We do not think any of those cases is directly in point and decisive of the question here involved. Here we have a delay of about twenty-one months before suit was brought. The evidence showed, without conflict, that during at least a period of twenty months after the execution of the release, and before suit, the appellant had full knowledge of all the facts and circumstances connected with the release and full knowledge of the extent of his injuries, and, in addition, that he deliberately spent for his own purposes the consideration of five hundred dollars paid him for the release. During that time the appellant took no steps whatever to rescind the settlement except to consult counsel in reference thereto about fifteen months after the execution of the release.
If a party defrauded desires to disaffirm a contract procured by fraud, he must do so with reasonable dispatch after discovery of the fraud. He must make his election, and this election must be made unreservedly. Knowing the facts, he cannot deal with the subject-matter of the contract and afterwards rescind it. The election is with him. He may affirm or disaffirm the contract, but he cannot do both. If he has full opportunity to learn all the facts and the law applicable thereto, and fails, within a reasonable time, to rescind the contract, he is bound by it. He must exercise that degree of diligence which may be fairly expected from a reasonable person. Alabama V.R.R. Co. v. Kropp,129 Miss. 616, 92 So. 691, 693; *Page 858 Grymes v. Sanders, 93 U.S. 55, 61, 23 L.Ed. 798; Harrison v. Ry. Co., 144 Ala. 246, 40 So. 394, 6 Ann. Cas. 804; R.R. Co. v. Pierce (C.C.A.), 64 F. 293; Gibson v. R.R. Co., 164 Pa. 142, 30 A. 308, 44 Am. St. Rep. 586; Aaron v. Mendel, 78 Ky. 427, 39 Am. Rep. 248; Ry. Co. v. Giardino, 116 Tenn. 368, 92 S.W. 855, 8 Ann. Cas. 176.
In the Kropp case the plaintiff suffered an injury at the hands of the railroad company, and shortly thereafter, in consideration of the settlement of his claim for the injury, accepted the sum of one hundred twenty-five dollars from the railroad company. The settlement was embodied in a written release executed by the plaintiff. The injury suffered by the plaintiff was severe and resulted in the amputation of one of his legs. The release was pleaded by the railroad company as a defense to the action. The plaintiff replied that the release was procured by a false and fraudulent promise by the railroad company to give him employment which had been refused him. The court in its opinion, among other things, said, that: "He had full opportunity to learn all the facts and to learn the law with reference thereto. . . . Again, we think that, if these views were not sound, it would have been the duty of the complainant to have learned the facts or make reasonable efforts to do so and to have sought rescission of the contract because of the fraud within a reasonable time after he was refused employment. . . . If his version of the settlement be true, it would have been natural for him to have sought to place himself upon the pay roll as quickly as possible and to have found out the reason why, and, if the contract was not lived up to, to have elected to rescind and sue for his damages. . . . Having waited more than five years after he was entitled to be re-employed, and during all of that time retaining the funds received by the settlement, this warrants the court in holding that he had ratified the contract as written, and that it is too late now to seek rescission." *Page 859
There is another element of ratification in this case that should be considered. When the appellant accepted the five hundred dollars, the consideration for the release, according to his own testimony, he was in his right mind. He knew exactly what he was doing. If the parties to a contract contemplate that the present performance of the contract shall be a discharge of the original claim, the mere contract, standing alone, does not constitute an accord and satisfaction — the performance of the contract is necessary to complete it. Whitney v. Cook, 53 Miss. 551; Yazoo M.V.R.R. Co. v. Fulton, 71 Miss. 385, 14 So. 271; Foster v. City of Meridian, 150 Miss. 715, 116 So. 820. It is clear from the facts and circumstances surrounding the execution of the release by the appellant that the parties did not contemplate that the release alone should constitute an accord and satisfaction, but that the performance by the appellant of the contract — the actual payment of the five hundred dollars — was necessary to complete the contract. In other words, until the five hundred dollars was actually paid, there had been only an accord, not an accord and satisfaction.
----------------
-- WHAT TO DO --
Please answer from the court opinion: what sum did the plaintiff in the Kropp case accept from the railroad company to settle his injury claim?

-- DATA SEGMENT --
----------------
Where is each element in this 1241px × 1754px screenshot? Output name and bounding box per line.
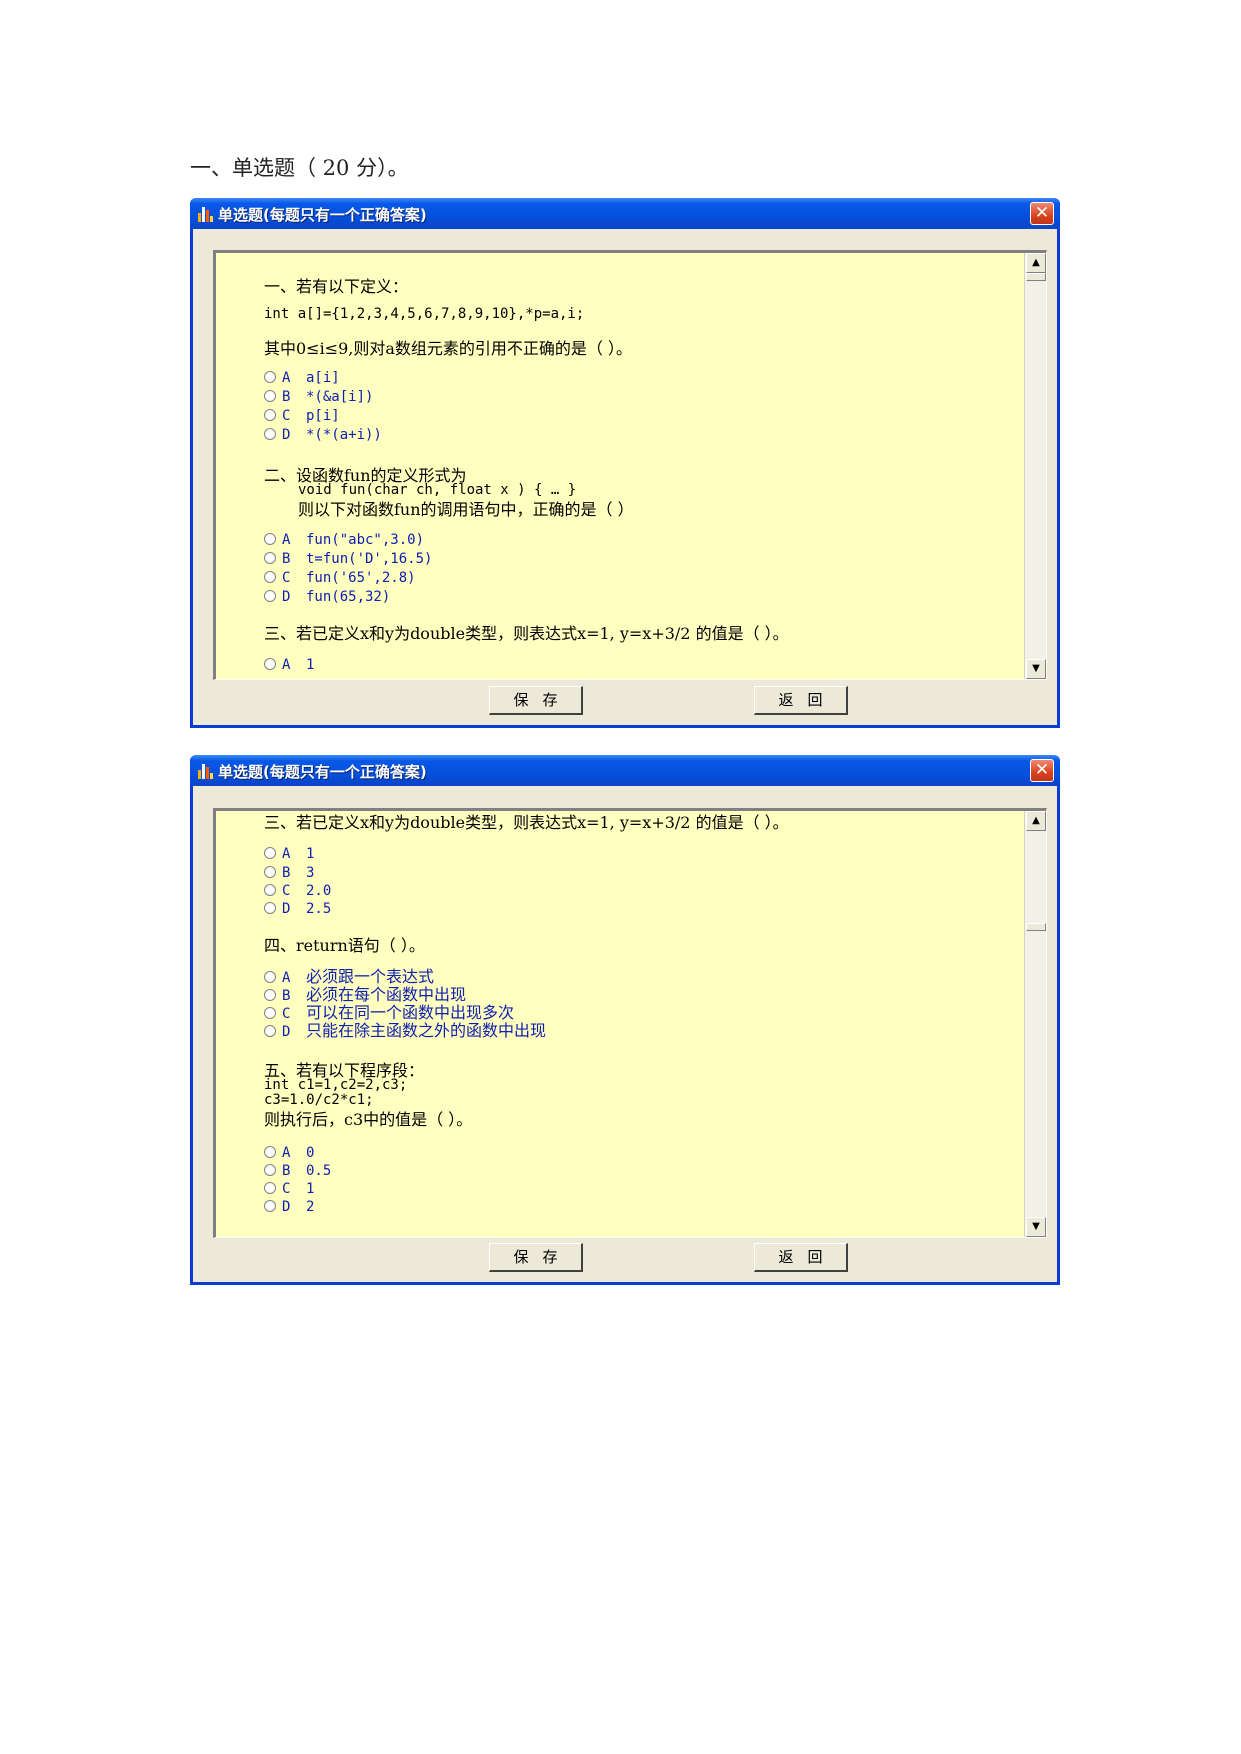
----------------
-- IN RESPONSE --
One hundred twenty-five dollars.